Records from a data source:
********
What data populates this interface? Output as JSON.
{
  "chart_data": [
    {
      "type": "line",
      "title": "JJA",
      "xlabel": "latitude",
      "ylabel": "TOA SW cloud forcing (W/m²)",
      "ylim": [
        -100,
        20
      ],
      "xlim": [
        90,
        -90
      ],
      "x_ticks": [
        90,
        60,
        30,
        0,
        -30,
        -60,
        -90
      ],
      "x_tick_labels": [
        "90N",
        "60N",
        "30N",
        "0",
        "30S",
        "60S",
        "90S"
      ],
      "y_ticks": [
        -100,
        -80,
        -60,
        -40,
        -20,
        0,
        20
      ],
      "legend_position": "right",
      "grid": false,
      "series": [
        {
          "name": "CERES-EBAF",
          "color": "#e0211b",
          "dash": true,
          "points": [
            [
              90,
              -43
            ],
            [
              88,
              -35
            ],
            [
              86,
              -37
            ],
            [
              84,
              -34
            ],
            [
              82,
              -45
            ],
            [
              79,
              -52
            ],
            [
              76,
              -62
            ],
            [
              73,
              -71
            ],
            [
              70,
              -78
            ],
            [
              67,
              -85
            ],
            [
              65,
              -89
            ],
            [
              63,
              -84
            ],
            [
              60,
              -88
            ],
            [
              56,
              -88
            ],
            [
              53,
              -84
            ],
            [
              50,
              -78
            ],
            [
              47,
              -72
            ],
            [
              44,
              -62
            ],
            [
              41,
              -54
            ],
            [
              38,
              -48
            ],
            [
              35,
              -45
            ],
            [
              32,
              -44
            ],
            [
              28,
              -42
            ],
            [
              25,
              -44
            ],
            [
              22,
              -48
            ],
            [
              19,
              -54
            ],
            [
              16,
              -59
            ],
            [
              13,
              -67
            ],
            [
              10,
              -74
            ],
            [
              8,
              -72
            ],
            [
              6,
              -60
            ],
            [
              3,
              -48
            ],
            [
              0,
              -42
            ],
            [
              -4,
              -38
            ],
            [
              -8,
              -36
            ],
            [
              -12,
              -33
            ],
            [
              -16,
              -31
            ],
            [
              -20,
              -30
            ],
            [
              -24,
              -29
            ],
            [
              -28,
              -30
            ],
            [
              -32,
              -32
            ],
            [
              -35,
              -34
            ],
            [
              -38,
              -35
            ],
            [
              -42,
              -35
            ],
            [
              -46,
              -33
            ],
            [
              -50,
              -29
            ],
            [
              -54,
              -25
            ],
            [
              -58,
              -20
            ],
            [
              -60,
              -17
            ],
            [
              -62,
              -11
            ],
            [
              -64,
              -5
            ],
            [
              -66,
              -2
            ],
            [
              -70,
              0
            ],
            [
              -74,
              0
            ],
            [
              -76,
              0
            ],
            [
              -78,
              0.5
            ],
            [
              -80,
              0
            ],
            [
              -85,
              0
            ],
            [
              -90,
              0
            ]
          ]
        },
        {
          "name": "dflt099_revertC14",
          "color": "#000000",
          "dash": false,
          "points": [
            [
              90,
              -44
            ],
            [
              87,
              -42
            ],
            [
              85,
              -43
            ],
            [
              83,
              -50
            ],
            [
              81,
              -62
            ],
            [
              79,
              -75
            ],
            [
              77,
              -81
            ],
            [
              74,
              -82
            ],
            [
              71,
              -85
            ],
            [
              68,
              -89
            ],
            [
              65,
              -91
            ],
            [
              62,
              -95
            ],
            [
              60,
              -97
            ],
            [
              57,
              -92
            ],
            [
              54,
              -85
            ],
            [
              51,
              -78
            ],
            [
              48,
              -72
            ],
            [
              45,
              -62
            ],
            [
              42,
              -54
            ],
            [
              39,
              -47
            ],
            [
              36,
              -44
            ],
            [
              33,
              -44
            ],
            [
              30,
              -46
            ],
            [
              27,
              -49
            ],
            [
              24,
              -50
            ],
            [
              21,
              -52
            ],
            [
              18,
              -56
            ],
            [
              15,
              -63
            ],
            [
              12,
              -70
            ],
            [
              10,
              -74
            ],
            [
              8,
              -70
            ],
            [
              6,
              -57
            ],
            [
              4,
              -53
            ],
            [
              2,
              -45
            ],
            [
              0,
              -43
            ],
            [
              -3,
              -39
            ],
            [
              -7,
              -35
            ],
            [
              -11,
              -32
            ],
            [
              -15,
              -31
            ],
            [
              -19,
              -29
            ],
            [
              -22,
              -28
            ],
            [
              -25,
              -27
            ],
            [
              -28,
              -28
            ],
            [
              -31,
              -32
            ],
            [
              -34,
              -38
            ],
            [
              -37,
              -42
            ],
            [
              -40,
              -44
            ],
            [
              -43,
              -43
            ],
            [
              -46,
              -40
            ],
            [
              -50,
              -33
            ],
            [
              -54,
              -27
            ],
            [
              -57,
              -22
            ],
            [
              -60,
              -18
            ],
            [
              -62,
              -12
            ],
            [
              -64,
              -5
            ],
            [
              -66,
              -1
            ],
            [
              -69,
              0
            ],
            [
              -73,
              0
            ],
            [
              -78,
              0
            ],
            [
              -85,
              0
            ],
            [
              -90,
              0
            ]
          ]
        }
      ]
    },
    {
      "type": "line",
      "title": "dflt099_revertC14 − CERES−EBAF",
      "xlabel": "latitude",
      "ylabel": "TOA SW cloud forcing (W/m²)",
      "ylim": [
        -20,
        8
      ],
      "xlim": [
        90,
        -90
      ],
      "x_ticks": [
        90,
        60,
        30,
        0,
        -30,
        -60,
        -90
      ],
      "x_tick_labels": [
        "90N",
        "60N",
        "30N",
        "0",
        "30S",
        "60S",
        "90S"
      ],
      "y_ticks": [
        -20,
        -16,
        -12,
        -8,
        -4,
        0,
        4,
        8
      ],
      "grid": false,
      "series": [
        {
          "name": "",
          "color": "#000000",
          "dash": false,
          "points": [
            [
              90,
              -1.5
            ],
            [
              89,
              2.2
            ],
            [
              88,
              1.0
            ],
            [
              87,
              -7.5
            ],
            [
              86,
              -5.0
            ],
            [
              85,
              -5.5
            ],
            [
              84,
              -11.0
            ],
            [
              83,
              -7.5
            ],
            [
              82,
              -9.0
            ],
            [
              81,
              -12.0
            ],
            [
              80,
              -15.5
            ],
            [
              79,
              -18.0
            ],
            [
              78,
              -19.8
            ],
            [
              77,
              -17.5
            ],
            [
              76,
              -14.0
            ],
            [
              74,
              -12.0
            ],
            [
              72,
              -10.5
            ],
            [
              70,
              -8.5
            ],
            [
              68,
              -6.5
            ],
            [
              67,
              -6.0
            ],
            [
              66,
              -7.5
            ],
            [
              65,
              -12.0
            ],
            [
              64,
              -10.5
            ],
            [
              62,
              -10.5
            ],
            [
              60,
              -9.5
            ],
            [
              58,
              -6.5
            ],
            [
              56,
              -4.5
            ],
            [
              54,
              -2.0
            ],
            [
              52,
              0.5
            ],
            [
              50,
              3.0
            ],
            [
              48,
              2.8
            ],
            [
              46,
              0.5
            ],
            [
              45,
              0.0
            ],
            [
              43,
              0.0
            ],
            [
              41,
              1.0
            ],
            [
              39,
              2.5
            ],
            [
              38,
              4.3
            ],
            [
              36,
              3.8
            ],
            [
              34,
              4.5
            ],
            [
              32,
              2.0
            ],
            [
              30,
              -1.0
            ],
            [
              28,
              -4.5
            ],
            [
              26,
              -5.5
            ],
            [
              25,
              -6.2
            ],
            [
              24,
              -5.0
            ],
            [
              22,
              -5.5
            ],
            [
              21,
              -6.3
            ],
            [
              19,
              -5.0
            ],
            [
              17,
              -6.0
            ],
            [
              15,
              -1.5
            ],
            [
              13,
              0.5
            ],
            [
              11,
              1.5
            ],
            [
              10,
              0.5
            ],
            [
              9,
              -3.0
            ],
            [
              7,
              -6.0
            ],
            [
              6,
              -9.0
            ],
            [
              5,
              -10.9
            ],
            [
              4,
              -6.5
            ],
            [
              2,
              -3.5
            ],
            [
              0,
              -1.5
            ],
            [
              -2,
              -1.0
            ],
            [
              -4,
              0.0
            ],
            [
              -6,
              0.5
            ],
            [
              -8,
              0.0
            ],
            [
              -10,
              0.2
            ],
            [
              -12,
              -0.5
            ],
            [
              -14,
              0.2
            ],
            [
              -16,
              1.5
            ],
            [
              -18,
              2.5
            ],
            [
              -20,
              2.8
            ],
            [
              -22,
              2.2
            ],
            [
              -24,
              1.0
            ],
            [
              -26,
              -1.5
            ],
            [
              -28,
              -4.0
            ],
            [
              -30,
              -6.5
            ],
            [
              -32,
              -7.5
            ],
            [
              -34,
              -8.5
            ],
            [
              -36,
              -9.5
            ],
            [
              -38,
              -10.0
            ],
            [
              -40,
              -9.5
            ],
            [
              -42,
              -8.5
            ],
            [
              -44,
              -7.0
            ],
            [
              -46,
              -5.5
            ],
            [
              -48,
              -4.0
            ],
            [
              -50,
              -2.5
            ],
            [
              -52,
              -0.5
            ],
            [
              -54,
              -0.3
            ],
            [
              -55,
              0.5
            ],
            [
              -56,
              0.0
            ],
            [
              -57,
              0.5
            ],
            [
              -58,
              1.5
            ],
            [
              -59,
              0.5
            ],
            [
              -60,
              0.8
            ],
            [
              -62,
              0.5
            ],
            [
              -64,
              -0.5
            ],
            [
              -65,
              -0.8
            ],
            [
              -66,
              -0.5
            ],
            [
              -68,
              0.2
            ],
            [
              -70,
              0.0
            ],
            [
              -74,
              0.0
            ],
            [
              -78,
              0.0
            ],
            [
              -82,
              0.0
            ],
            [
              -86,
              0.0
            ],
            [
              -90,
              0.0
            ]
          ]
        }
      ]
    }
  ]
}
********
Problem statement
Using the listing above, locate the lines that hold "EBAF" and copy each one.

Answer to the exercise
          "name": "CERES-EBAF",
      "title": "dflt099_revertC14 − CERES−EBAF",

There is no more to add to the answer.